▶ [What needs to be done] Filter the entries and keep only the lines where the string "trockene" appears.

▶ [Provided records]

◆ ◆ ◆ ◆ ◆

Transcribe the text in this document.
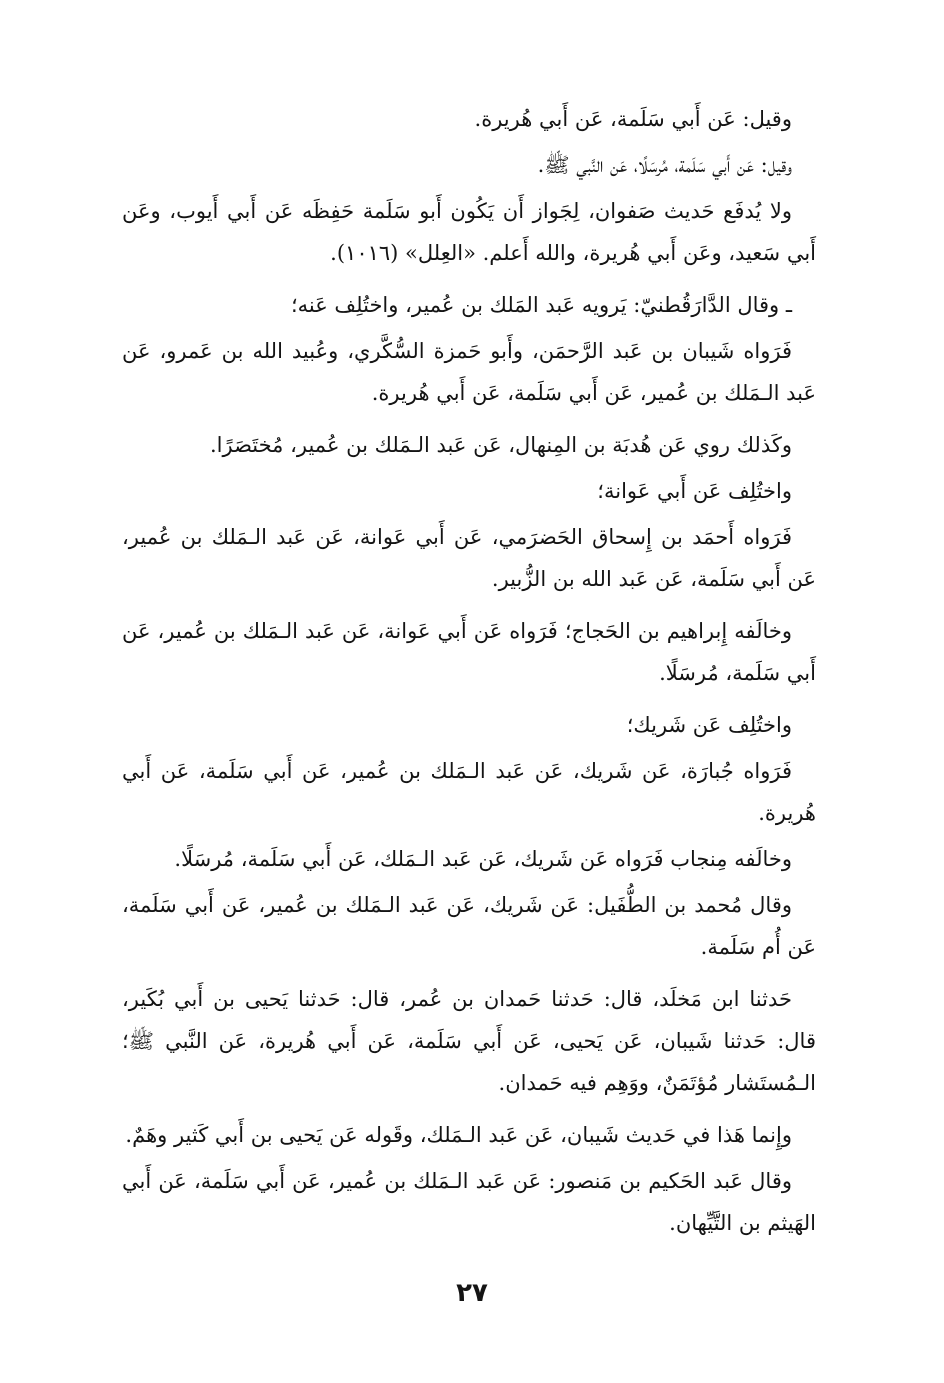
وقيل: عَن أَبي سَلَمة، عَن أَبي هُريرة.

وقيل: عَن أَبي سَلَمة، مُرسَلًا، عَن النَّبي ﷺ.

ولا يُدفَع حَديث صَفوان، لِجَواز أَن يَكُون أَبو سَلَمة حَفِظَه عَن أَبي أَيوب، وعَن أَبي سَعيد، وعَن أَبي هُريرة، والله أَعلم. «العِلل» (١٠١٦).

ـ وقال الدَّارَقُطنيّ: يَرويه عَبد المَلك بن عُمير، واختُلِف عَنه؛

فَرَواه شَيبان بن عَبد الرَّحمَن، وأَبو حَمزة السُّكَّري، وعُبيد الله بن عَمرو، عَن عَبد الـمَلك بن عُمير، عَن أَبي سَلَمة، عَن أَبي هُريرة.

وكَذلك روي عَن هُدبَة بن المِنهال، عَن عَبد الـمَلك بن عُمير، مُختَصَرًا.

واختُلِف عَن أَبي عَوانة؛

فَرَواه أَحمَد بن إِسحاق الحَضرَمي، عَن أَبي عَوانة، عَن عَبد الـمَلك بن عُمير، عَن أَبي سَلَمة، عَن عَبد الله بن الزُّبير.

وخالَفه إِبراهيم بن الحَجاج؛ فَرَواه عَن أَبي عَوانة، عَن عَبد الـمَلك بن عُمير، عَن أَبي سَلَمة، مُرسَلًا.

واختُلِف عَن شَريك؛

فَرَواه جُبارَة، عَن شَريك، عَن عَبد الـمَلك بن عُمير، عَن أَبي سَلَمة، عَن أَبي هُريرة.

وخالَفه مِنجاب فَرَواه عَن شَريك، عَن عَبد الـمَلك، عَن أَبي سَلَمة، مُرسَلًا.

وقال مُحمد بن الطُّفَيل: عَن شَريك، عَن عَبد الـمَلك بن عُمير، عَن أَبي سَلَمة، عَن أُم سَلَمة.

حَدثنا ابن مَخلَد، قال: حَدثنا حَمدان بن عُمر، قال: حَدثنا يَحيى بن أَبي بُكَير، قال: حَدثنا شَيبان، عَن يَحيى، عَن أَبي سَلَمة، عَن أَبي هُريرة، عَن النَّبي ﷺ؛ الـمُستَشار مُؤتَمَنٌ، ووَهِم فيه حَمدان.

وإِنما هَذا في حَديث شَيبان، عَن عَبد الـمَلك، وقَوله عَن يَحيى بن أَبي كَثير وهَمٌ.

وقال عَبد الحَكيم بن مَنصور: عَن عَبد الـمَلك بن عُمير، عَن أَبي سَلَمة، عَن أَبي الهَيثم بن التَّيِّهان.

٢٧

◆ ◆ ◆ ◆ ◆

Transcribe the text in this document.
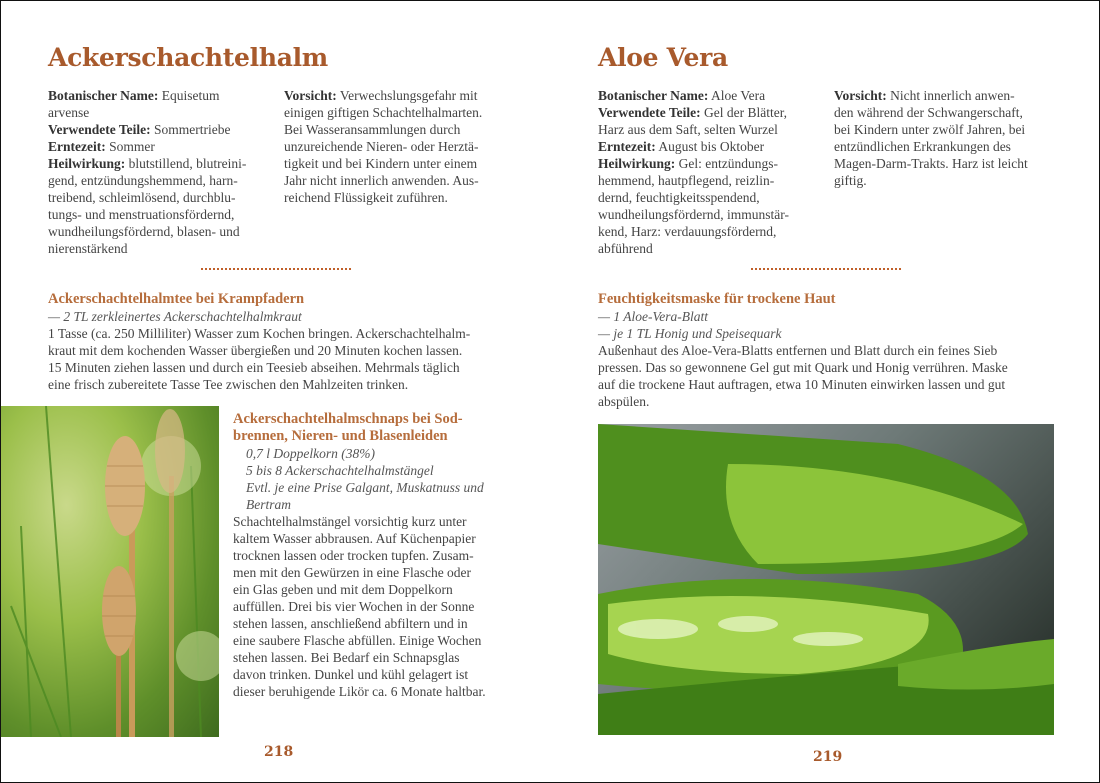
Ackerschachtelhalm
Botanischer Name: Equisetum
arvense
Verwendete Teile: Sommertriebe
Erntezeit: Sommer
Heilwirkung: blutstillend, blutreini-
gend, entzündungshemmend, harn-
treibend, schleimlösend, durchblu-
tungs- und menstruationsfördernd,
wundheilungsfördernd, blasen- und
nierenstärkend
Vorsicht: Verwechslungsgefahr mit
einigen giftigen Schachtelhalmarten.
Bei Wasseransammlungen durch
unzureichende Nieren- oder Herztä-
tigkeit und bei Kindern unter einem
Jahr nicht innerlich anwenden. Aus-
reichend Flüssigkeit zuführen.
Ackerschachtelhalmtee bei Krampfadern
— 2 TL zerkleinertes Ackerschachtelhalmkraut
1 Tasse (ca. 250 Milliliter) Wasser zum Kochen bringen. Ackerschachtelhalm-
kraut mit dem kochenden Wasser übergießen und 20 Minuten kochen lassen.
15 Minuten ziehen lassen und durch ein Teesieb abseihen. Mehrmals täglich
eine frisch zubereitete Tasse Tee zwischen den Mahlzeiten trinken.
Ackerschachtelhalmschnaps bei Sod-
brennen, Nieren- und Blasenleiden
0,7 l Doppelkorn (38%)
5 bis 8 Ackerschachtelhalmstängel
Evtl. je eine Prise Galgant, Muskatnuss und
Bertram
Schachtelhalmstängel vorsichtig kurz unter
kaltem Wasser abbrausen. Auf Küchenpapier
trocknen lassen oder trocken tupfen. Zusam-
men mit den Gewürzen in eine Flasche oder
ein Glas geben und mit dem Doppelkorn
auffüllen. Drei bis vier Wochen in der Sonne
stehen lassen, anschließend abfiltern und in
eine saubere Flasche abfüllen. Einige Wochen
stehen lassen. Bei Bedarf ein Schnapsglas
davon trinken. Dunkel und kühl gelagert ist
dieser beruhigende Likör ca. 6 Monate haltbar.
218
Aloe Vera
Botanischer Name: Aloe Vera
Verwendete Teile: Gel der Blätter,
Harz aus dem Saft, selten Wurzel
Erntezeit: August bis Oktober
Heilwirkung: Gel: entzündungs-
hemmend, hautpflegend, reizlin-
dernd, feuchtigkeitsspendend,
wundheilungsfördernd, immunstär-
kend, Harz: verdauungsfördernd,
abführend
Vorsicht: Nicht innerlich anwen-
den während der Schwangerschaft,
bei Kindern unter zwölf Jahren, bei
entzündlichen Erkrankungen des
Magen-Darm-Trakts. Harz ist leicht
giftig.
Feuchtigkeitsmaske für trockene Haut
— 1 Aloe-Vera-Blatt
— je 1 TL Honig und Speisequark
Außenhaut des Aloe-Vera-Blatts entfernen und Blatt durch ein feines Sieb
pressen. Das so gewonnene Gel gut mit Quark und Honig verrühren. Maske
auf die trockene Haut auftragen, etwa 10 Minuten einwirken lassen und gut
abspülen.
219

◆ ◆ ◆ ◆ ◆

▶ [Solution for this problem]
Feuchtigkeitsmaske für trockene Haut
auf die trockene Haut auftragen, etwa 10 Minuten einwirken lassen und gut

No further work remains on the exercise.